**WHAT IS EXPECTED**
Update the lines below by replacing each "statement-row" with "statement-group" and changing nothing else.

══════════

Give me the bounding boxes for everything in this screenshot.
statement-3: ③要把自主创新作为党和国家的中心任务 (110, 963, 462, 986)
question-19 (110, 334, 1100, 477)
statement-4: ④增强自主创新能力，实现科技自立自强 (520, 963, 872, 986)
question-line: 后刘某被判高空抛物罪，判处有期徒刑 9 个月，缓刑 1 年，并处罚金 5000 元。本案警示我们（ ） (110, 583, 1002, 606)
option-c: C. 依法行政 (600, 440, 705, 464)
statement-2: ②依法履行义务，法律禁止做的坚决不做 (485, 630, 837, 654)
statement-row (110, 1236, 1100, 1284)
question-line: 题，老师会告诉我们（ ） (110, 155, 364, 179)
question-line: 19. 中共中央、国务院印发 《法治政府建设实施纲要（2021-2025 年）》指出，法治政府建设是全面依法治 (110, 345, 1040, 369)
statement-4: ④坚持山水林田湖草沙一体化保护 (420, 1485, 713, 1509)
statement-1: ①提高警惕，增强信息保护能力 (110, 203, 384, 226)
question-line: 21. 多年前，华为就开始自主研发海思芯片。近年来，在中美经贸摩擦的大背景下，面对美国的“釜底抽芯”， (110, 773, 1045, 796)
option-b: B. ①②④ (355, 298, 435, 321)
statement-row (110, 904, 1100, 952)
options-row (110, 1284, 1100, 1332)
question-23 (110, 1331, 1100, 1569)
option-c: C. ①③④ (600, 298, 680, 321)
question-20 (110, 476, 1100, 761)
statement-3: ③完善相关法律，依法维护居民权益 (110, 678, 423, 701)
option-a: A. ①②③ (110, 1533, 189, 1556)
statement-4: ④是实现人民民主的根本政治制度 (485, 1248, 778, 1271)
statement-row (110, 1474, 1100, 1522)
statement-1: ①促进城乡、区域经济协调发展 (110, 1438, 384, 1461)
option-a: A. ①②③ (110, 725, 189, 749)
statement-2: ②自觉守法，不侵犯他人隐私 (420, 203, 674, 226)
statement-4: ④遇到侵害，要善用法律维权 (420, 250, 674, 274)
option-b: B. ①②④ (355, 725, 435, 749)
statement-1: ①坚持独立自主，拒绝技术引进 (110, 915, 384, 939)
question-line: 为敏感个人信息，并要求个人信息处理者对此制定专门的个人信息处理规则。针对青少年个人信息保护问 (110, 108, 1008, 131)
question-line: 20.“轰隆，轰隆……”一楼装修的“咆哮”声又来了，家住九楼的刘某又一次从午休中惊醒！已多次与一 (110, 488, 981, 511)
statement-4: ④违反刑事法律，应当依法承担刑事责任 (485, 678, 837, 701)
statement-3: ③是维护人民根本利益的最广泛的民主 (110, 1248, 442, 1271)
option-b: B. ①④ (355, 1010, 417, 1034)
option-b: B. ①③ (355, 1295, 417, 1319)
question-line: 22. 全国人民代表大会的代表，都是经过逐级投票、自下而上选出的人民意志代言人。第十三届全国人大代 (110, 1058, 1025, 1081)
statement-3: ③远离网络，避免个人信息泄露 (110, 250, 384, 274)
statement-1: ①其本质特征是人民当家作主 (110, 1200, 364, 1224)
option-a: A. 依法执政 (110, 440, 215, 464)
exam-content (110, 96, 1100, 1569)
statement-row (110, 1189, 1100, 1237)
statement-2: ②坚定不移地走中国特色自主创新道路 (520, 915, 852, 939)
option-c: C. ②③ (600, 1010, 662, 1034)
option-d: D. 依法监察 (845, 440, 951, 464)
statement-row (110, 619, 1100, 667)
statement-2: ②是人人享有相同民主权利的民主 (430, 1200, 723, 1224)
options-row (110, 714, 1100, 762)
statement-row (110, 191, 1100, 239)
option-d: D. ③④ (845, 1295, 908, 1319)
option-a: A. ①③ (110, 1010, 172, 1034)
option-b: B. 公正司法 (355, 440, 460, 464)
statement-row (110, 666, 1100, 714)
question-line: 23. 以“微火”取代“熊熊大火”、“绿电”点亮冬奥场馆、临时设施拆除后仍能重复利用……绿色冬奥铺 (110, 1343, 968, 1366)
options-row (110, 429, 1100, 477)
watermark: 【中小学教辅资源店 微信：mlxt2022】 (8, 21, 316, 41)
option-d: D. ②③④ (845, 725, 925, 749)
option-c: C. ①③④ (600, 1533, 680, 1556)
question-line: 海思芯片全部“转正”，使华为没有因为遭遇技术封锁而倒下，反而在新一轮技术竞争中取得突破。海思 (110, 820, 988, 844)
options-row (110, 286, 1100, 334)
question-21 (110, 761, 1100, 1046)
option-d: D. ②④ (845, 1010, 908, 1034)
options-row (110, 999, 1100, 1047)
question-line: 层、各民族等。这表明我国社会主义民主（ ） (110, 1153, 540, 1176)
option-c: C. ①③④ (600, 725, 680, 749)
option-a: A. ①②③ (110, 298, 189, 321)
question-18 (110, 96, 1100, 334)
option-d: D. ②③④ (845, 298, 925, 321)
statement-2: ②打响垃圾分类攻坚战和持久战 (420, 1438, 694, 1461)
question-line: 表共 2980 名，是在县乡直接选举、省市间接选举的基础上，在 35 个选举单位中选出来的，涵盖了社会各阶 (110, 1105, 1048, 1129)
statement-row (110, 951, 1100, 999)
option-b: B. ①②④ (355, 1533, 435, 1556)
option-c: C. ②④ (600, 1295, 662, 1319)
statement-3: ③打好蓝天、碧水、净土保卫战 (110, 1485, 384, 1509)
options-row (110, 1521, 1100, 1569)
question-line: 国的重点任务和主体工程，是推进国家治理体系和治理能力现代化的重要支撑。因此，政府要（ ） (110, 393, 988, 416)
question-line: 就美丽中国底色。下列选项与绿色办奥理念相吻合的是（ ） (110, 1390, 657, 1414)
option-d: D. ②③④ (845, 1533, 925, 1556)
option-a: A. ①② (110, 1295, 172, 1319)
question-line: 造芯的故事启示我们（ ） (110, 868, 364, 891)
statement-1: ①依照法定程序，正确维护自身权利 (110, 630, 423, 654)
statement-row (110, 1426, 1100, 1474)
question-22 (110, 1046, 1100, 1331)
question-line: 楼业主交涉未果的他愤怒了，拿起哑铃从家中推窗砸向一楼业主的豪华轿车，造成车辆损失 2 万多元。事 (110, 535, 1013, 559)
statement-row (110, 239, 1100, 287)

══════════

**SOLUTION TO THE EXERCISE**
Give me the bounding boxes for everything in this screenshot.
statement-3: ③要把自主创新作为党和国家的中心任务 (110, 963, 462, 986)
question-19 (110, 334, 1100, 477)
statement-4: ④增强自主创新能力，实现科技自立自强 (520, 963, 872, 986)
question-line: 后刘某被判高空抛物罪，判处有期徒刑 9 个月，缓刑 1 年，并处罚金 5000 元。本案警示我们（ ） (110, 583, 1002, 606)
option-c: C. 依法行政 (600, 440, 705, 464)
statement-2: ②依法履行义务，法律禁止做的坚决不做 (485, 630, 837, 654)
statement-group (110, 1236, 1100, 1284)
question-line: 题，老师会告诉我们（ ） (110, 155, 364, 179)
question-line: 19. 中共中央、国务院印发 《法治政府建设实施纲要（2021-2025 年）》指出，法治政府建设是全面依法治 (110, 345, 1040, 369)
statement-4: ④坚持山水林田湖草沙一体化保护 (420, 1485, 713, 1509)
statement-1: ①提高警惕，增强信息保护能力 (110, 203, 384, 226)
question-line: 21. 多年前，华为就开始自主研发海思芯片。近年来，在中美经贸摩擦的大背景下，面对美国的“釜底抽芯”， (110, 773, 1045, 796)
option-b: B. ①②④ (355, 298, 435, 321)
statement-group (110, 904, 1100, 952)
options-row (110, 1284, 1100, 1332)
question-23 (110, 1331, 1100, 1569)
option-c: C. ①③④ (600, 298, 680, 321)
question-20 (110, 476, 1100, 761)
statement-3: ③完善相关法律，依法维护居民权益 (110, 678, 423, 701)
option-a: A. ①②③ (110, 1533, 189, 1556)
statement-4: ④是实现人民民主的根本政治制度 (485, 1248, 778, 1271)
statement-group (110, 1474, 1100, 1522)
statement-1: ①促进城乡、区域经济协调发展 (110, 1438, 384, 1461)
option-a: A. ①②③ (110, 725, 189, 749)
statement-2: ②自觉守法，不侵犯他人隐私 (420, 203, 674, 226)
statement-4: ④遇到侵害，要善用法律维权 (420, 250, 674, 274)
option-b: B. ①②④ (355, 725, 435, 749)
statement-1: ①坚持独立自主，拒绝技术引进 (110, 915, 384, 939)
question-line: 为敏感个人信息，并要求个人信息处理者对此制定专门的个人信息处理规则。针对青少年个人信息保护问 (110, 108, 1008, 131)
question-line: 20.“轰隆，轰隆……”一楼装修的“咆哮”声又来了，家住九楼的刘某又一次从午休中惊醒！已多次与一 (110, 488, 981, 511)
statement-4: ④违反刑事法律，应当依法承担刑事责任 (485, 678, 837, 701)
statement-3: ③是维护人民根本利益的最广泛的民主 (110, 1248, 442, 1271)
option-b: B. ①④ (355, 1010, 417, 1034)
option-b: B. ①③ (355, 1295, 417, 1319)
question-line: 22. 全国人民代表大会的代表，都是经过逐级投票、自下而上选出的人民意志代言人。第十三届全国人大代 (110, 1058, 1025, 1081)
statement-3: ③远离网络，避免个人信息泄露 (110, 250, 384, 274)
statement-1: ①其本质特征是人民当家作主 (110, 1200, 364, 1224)
option-a: A. 依法执政 (110, 440, 215, 464)
exam-content (110, 96, 1100, 1569)
statement-group (110, 1189, 1100, 1237)
statement-2: ②坚定不移地走中国特色自主创新道路 (520, 915, 852, 939)
option-c: C. ②③ (600, 1010, 662, 1034)
option-d: D. 依法监察 (845, 440, 951, 464)
statement-group (110, 619, 1100, 667)
statement-2: ②是人人享有相同民主权利的民主 (430, 1200, 723, 1224)
options-row (110, 714, 1100, 762)
statement-group (110, 191, 1100, 239)
option-d: D. ③④ (845, 1295, 908, 1319)
option-a: A. ①③ (110, 1010, 172, 1034)
option-b: B. 公正司法 (355, 440, 460, 464)
statement-group (110, 666, 1100, 714)
question-line: 23. 以“微火”取代“熊熊大火”、“绿电”点亮冬奥场馆、临时设施拆除后仍能重复利用……绿色冬奥铺 (110, 1343, 968, 1366)
options-row (110, 429, 1100, 477)
watermark: 【中小学教辅资源店 微信：mlxt2022】 (8, 21, 316, 41)
option-d: D. ②③④ (845, 725, 925, 749)
option-c: C. ①③④ (600, 1533, 680, 1556)
question-line: 海思芯片全部“转正”，使华为没有因为遭遇技术封锁而倒下，反而在新一轮技术竞争中取得突破。海思 (110, 820, 988, 844)
options-row (110, 286, 1100, 334)
question-21 (110, 761, 1100, 1046)
option-d: D. ②④ (845, 1010, 908, 1034)
options-row (110, 999, 1100, 1047)
question-line: 层、各民族等。这表明我国社会主义民主（ ） (110, 1153, 540, 1176)
option-c: C. ①③④ (600, 725, 680, 749)
option-a: A. ①②③ (110, 298, 189, 321)
question-18 (110, 96, 1100, 334)
option-d: D. ②③④ (845, 298, 925, 321)
statement-2: ②打响垃圾分类攻坚战和持久战 (420, 1438, 694, 1461)
question-line: 表共 2980 名，是在县乡直接选举、省市间接选举的基础上，在 35 个选举单位中选出来的，涵盖了社会各阶 (110, 1105, 1048, 1129)
statement-group (110, 951, 1100, 999)
option-b: B. ①②④ (355, 1533, 435, 1556)
option-c: C. ②④ (600, 1295, 662, 1319)
statement-3: ③打好蓝天、碧水、净土保卫战 (110, 1485, 384, 1509)
options-row (110, 1521, 1100, 1569)
question-line: 国的重点任务和主体工程，是推进国家治理体系和治理能力现代化的重要支撑。因此，政府要（ ） (110, 393, 988, 416)
question-line: 就美丽中国底色。下列选项与绿色办奥理念相吻合的是（ ） (110, 1390, 657, 1414)
option-d: D. ②③④ (845, 1533, 925, 1556)
option-a: A. ①② (110, 1295, 172, 1319)
question-line: 造芯的故事启示我们（ ） (110, 868, 364, 891)
statement-1: ①依照法定程序，正确维护自身权利 (110, 630, 423, 654)
statement-group (110, 1426, 1100, 1474)
question-22 (110, 1046, 1100, 1331)
question-line: 楼业主交涉未果的他愤怒了，拿起哑铃从家中推窗砸向一楼业主的豪华轿车，造成车辆损失 2 万多元。事 (110, 535, 1013, 559)
statement-group (110, 239, 1100, 287)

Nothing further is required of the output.